● Task to complete
All the data below goes into the copy word for word, but the pictures don't.

=== Dataset extract ===

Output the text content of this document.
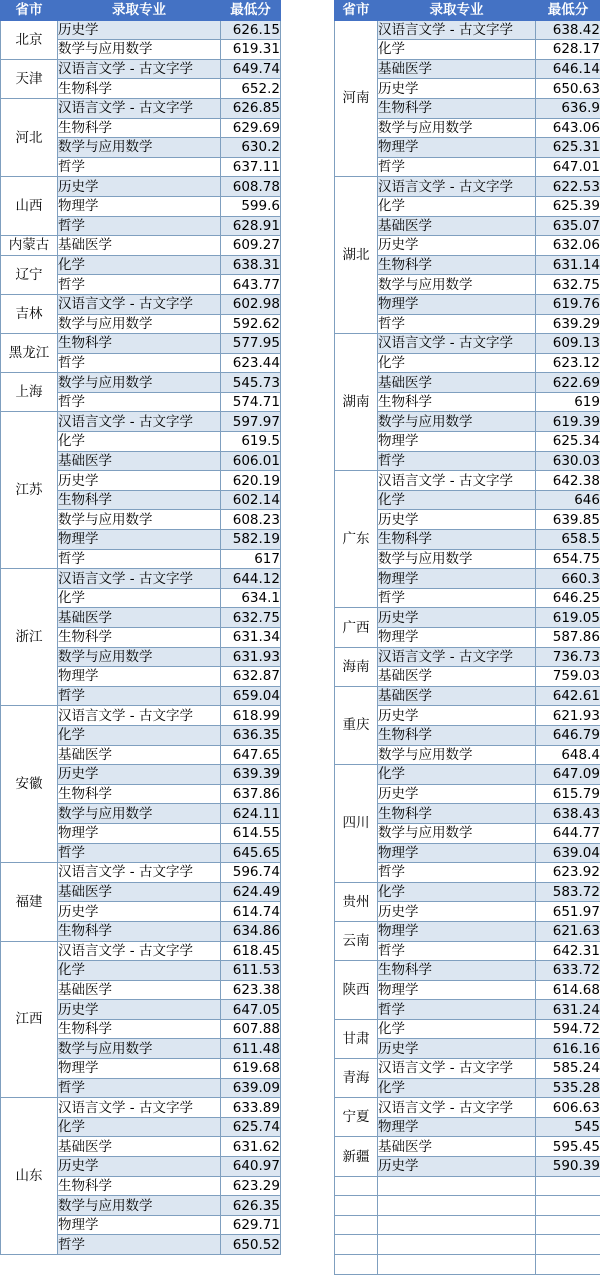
省市	录取专业	最低分
北京	历史学	626.15
	数学与应用数学	619.31
天津	汉语言文学 - 古文字学	649.74
	生物科学	652.2
河北	汉语言文学 - 古文字学	626.85
	生物科学	629.69
	数学与应用数学	630.2
	哲学	637.11
山西	历史学	608.78
	物理学	599.6
	哲学	628.91
内蒙古	基础医学	609.27
辽宁	化学	638.31
	哲学	643.77
吉林	汉语言文学 - 古文字学	602.98
	数学与应用数学	592.62
黑龙江	生物科学	577.95
	哲学	623.44
上海	数学与应用数学	545.73
	哲学	574.71
江苏	汉语言文学 - 古文字学	597.97
	化学	619.5
	基础医学	606.01
	历史学	620.19
	生物科学	602.14
	数学与应用数学	608.23
	物理学	582.19
	哲学	617
浙江	汉语言文学 - 古文字学	644.12
	化学	634.1
	基础医学	632.75
	生物科学	631.34
	数学与应用数学	631.93
	物理学	632.87
	哲学	659.04
安徽	汉语言文学 - 古文字学	618.99
	化学	636.35
	基础医学	647.65
	历史学	639.39
	生物科学	637.86
	数学与应用数学	624.11
	物理学	614.55
	哲学	645.65
福建	汉语言文学 - 古文字学	596.74
	基础医学	624.49
	历史学	614.74
	生物科学	634.86
江西	汉语言文学 - 古文字学	618.45
	化学	611.53
	基础医学	623.38
	历史学	647.05
	生物科学	607.88
	数学与应用数学	611.48
	物理学	619.68
	哲学	639.09
山东	汉语言文学 - 古文字学	633.89
	化学	625.74
	基础医学	631.62
	历史学	640.97
	生物科学	623.29
	数学与应用数学	626.35
	物理学	629.71
	哲学	650.52
省市	录取专业	最低分
河南	汉语言文学 - 古文字学	638.42
	化学	628.17
	基础医学	646.14
	历史学	650.63
	生物科学	636.9
	数学与应用数学	643.06
	物理学	625.31
	哲学	647.01
湖北	汉语言文学 - 古文字学	622.53
	化学	625.39
	基础医学	635.07
	历史学	632.06
	生物科学	631.14
	数学与应用数学	632.75
	物理学	619.76
	哲学	639.29
湖南	汉语言文学 - 古文字学	609.13
	化学	623.12
	基础医学	622.69
	生物科学	619
	数学与应用数学	619.39
	物理学	625.34
	哲学	630.03
广东	汉语言文学 - 古文字学	642.38
	化学	646
	历史学	639.85
	生物科学	658.5
	数学与应用数学	654.75
	物理学	660.3
	哲学	646.25
广西	历史学	619.05
	物理学	587.86
海南	汉语言文学 - 古文字学	736.73
	基础医学	759.03
重庆	基础医学	642.61
	历史学	621.93
	生物科学	646.79
	数学与应用数学	648.4
四川	化学	647.09
	历史学	615.79
	生物科学	638.43
	数学与应用数学	644.77
	物理学	639.04
	哲学	623.92
贵州	化学	583.72
	历史学	651.97
云南	物理学	621.63
	哲学	642.31
陕西	生物科学	633.72
	物理学	614.68
	哲学	631.24
甘肃	化学	594.72
	历史学	616.16
青海	汉语言文学 - 古文字学	585.24
	化学	535.28
宁夏	汉语言文学 - 古文字学	606.63
	物理学	545
新疆	基础医学	595.45
	历史学	590.39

===

● Answer to this task
Output the text content of this document.
省市	录取专业	最低分
北京	历史学	626.15
	数学与应用数学	619.31
天津	汉语言文学 - 古文字学	649.74
	生物科学	652.2
河北	汉语言文学 - 古文字学	626.85
	生物科学	629.69
	数学与应用数学	630.2
	哲学	637.11
山西	历史学	608.78
	物理学	599.6
	哲学	628.91
内蒙古	基础医学	609.27
辽宁	化学	638.31
	哲学	643.77
吉林	汉语言文学 - 古文字学	602.98
	数学与应用数学	592.62
黑龙江	生物科学	577.95
	哲学	623.44
上海	数学与应用数学	545.73
	哲学	574.71
江苏	汉语言文学 - 古文字学	597.97
	化学	619.5
	基础医学	606.01
	历史学	620.19
	生物科学	602.14
	数学与应用数学	608.23
	物理学	582.19
	哲学	617
浙江	汉语言文学 - 古文字学	644.12
	化学	634.1
	基础医学	632.75
	生物科学	631.34
	数学与应用数学	631.93
	物理学	632.87
	哲学	659.04
安徽	汉语言文学 - 古文字学	618.99
	化学	636.35
	基础医学	647.65
	历史学	639.39
	生物科学	637.86
	数学与应用数学	624.11
	物理学	614.55
	哲学	645.65
福建	汉语言文学 - 古文字学	596.74
	基础医学	624.49
	历史学	614.74
	生物科学	634.86
江西	汉语言文学 - 古文字学	618.45
	化学	611.53
	基础医学	623.38
	历史学	647.05
	生物科学	607.88
	数学与应用数学	611.48
	物理学	619.68
	哲学	639.09
山东	汉语言文学 - 古文字学	633.89
	化学	625.74
	基础医学	631.62
	历史学	640.97
	生物科学	623.29
	数学与应用数学	626.35
	物理学	629.71
	哲学	650.52
省市	录取专业	最低分
河南	汉语言文学 - 古文字学	638.42
	化学	628.17
	基础医学	646.14
	历史学	650.63
	生物科学	636.9
	数学与应用数学	643.06
	物理学	625.31
	哲学	647.01
湖北	汉语言文学 - 古文字学	622.53
	化学	625.39
	基础医学	635.07
	历史学	632.06
	生物科学	631.14
	数学与应用数学	632.75
	物理学	619.76
	哲学	639.29
湖南	汉语言文学 - 古文字学	609.13
	化学	623.12
	基础医学	622.69
	生物科学	619
	数学与应用数学	619.39
	物理学	625.34
	哲学	630.03
广东	汉语言文学 - 古文字学	642.38
	化学	646
	历史学	639.85
	生物科学	658.5
	数学与应用数学	654.75
	物理学	660.3
	哲学	646.25
广西	历史学	619.05
	物理学	587.86
海南	汉语言文学 - 古文字学	736.73
	基础医学	759.03
重庆	基础医学	642.61
	历史学	621.93
	生物科学	646.79
	数学与应用数学	648.4
四川	化学	647.09
	历史学	615.79
	生物科学	638.43
	数学与应用数学	644.77
	物理学	639.04
	哲学	623.92
贵州	化学	583.72
	历史学	651.97
云南	物理学	621.63
	哲学	642.31
陕西	生物科学	633.72
	物理学	614.68
	哲学	631.24
甘肃	化学	594.72
	历史学	616.16
青海	汉语言文学 - 古文字学	585.24
	化学	535.28
宁夏	汉语言文学 - 古文字学	606.63
	物理学	545
新疆	基础医学	595.45
	历史学	590.39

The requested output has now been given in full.